WORK TO COMPLETE. Gather all lines in the entries that include the word "Объем".

EXERCISE MATERIAL.
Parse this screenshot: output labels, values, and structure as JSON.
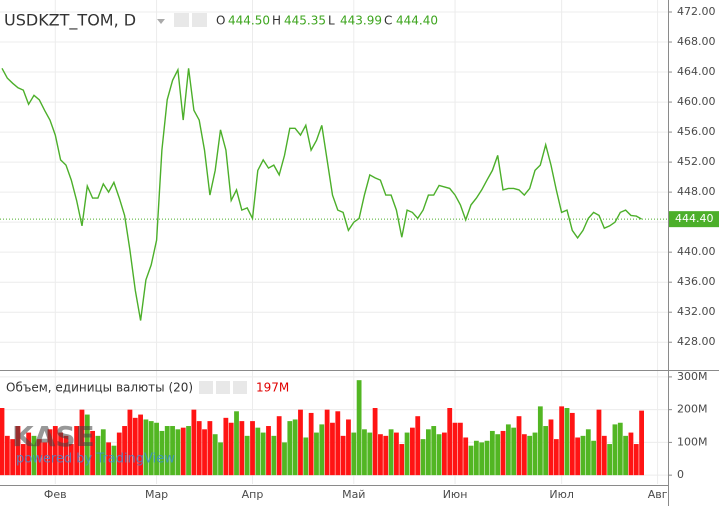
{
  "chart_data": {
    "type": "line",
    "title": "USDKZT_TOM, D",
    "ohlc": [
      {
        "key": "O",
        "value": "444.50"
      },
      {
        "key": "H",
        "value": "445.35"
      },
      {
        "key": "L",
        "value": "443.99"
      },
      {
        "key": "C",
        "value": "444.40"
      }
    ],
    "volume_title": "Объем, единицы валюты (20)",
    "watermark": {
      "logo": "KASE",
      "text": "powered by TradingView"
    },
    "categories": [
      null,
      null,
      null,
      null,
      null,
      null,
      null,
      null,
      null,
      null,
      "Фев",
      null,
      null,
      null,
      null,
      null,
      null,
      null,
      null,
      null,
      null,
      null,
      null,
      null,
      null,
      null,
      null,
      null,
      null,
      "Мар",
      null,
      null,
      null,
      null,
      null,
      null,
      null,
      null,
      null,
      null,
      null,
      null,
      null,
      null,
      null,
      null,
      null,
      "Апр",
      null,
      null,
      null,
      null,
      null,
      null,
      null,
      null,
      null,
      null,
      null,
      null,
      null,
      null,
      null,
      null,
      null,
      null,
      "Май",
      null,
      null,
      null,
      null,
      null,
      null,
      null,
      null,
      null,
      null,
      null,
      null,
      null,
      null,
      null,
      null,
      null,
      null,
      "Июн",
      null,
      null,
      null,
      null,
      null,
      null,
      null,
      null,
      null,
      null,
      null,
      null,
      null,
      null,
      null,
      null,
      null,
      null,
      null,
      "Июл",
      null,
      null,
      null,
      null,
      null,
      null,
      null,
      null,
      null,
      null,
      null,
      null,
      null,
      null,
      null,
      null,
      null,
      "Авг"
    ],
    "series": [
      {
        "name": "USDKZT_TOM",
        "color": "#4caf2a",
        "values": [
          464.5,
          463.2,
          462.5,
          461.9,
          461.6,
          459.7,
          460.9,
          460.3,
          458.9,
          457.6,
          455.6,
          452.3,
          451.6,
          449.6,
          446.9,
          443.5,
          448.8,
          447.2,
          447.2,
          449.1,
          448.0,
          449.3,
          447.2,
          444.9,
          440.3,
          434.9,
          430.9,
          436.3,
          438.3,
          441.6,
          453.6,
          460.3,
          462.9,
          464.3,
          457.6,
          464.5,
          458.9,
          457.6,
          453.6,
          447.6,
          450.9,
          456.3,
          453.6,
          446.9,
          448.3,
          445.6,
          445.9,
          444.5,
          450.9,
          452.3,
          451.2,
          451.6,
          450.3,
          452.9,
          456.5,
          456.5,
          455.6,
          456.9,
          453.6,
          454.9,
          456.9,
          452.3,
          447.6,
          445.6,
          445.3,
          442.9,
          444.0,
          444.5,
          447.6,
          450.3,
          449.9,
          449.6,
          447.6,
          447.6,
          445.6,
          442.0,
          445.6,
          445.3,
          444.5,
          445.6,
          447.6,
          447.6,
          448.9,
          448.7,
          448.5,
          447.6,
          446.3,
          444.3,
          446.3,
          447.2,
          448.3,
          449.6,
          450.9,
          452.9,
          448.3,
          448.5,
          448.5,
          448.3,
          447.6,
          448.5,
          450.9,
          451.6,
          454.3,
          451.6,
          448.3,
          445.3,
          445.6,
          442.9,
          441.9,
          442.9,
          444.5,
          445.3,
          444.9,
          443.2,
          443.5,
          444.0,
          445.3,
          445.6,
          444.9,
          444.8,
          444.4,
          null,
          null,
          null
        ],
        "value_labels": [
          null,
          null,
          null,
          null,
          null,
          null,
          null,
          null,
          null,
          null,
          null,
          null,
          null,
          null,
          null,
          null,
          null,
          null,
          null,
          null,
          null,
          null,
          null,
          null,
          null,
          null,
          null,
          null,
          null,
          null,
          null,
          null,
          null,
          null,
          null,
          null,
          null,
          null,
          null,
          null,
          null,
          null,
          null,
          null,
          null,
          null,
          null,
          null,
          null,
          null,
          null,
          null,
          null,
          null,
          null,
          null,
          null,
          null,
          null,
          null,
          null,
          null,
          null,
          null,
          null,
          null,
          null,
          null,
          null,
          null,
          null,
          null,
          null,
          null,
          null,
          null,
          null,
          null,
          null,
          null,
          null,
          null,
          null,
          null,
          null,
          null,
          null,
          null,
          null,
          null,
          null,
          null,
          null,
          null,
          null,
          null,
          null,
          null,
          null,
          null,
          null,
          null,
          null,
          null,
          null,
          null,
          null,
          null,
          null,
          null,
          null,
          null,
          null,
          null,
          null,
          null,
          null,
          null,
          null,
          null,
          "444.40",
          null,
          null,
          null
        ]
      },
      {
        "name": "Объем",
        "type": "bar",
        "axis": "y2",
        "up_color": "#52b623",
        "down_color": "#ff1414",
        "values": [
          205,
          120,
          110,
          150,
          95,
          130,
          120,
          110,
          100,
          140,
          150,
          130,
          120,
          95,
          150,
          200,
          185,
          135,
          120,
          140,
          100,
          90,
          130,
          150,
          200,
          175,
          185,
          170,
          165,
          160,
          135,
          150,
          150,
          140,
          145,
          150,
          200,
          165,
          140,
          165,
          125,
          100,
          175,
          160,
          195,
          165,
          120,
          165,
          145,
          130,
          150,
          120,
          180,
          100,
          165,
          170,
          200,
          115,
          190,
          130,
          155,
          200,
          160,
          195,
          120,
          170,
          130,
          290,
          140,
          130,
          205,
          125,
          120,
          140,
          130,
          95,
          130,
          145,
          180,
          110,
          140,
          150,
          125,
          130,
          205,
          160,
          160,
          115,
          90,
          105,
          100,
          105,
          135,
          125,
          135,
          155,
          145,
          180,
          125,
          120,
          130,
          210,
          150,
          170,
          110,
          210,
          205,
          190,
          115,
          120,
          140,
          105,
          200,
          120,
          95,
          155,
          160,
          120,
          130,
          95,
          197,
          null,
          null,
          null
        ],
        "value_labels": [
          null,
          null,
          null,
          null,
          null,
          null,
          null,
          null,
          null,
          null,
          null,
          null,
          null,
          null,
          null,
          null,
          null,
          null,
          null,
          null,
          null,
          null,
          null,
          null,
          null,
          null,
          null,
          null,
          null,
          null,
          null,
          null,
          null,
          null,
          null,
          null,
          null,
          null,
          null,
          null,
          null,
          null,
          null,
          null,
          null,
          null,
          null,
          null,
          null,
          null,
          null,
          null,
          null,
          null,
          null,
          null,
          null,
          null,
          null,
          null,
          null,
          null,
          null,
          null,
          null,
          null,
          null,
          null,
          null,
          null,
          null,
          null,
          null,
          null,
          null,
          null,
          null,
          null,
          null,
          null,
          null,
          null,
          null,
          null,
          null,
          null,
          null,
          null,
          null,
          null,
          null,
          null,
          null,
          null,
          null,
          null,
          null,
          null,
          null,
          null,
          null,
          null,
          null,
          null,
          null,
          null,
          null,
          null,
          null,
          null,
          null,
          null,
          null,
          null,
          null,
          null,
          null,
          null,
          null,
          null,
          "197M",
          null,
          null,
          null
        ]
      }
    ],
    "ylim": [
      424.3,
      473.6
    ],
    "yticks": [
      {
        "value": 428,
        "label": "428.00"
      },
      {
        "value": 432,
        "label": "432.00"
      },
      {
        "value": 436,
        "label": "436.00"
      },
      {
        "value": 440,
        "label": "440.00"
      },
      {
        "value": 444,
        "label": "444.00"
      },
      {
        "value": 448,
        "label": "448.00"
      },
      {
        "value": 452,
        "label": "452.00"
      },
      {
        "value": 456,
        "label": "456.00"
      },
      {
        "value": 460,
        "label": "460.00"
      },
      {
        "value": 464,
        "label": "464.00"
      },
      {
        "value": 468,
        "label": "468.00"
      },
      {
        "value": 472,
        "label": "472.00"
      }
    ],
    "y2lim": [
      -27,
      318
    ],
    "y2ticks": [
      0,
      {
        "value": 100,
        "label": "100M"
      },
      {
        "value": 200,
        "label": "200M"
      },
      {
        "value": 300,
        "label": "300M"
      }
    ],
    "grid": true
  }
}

==

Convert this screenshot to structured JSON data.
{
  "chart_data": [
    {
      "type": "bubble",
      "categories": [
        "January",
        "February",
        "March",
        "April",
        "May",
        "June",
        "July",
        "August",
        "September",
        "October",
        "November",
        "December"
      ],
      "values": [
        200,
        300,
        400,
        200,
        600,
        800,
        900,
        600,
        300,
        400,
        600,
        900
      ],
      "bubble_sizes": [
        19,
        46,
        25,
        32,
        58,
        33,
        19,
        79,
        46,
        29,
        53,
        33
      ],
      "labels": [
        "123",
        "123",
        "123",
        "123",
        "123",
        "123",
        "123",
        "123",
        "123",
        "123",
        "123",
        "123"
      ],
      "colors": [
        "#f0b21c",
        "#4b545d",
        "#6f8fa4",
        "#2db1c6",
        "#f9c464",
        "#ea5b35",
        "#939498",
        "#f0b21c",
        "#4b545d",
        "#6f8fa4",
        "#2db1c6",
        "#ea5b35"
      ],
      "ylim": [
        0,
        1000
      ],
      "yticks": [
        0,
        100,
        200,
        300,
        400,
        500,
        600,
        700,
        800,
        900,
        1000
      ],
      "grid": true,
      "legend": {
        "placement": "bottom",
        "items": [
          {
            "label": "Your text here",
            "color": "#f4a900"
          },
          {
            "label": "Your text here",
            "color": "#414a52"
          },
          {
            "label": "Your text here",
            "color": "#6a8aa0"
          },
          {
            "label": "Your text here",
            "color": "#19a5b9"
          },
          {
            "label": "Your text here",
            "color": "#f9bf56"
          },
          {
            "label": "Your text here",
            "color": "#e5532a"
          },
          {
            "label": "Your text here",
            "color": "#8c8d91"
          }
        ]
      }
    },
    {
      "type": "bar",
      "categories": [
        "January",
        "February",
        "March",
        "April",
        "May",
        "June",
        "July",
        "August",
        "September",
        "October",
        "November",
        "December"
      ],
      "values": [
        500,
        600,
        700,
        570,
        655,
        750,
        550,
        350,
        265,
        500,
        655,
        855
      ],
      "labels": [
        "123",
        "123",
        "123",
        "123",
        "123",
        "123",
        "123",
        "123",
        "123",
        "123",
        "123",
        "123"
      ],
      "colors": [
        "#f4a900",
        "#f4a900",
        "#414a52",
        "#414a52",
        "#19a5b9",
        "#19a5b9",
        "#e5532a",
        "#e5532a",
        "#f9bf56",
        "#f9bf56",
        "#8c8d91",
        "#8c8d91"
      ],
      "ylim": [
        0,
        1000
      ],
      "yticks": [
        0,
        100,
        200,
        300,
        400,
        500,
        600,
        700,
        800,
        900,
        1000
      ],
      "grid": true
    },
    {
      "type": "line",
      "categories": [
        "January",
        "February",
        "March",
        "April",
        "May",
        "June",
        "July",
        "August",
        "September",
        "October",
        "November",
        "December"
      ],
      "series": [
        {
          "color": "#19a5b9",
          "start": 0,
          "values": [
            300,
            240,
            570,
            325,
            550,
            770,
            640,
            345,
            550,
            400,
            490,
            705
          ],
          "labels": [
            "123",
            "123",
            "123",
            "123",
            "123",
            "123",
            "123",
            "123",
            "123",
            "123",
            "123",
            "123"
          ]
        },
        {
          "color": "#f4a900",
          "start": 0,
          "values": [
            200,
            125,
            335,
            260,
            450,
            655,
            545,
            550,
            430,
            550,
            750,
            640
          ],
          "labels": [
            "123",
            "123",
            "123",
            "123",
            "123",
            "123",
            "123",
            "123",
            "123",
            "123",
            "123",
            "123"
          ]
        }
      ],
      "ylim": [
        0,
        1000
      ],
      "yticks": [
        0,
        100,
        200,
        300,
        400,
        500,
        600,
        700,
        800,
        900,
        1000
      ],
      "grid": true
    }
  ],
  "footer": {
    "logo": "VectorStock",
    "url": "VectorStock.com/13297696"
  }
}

WRITTEN RESPONSE.
    "volume_title": "Объем, единицы валюты (20)",
        "name": "Объем",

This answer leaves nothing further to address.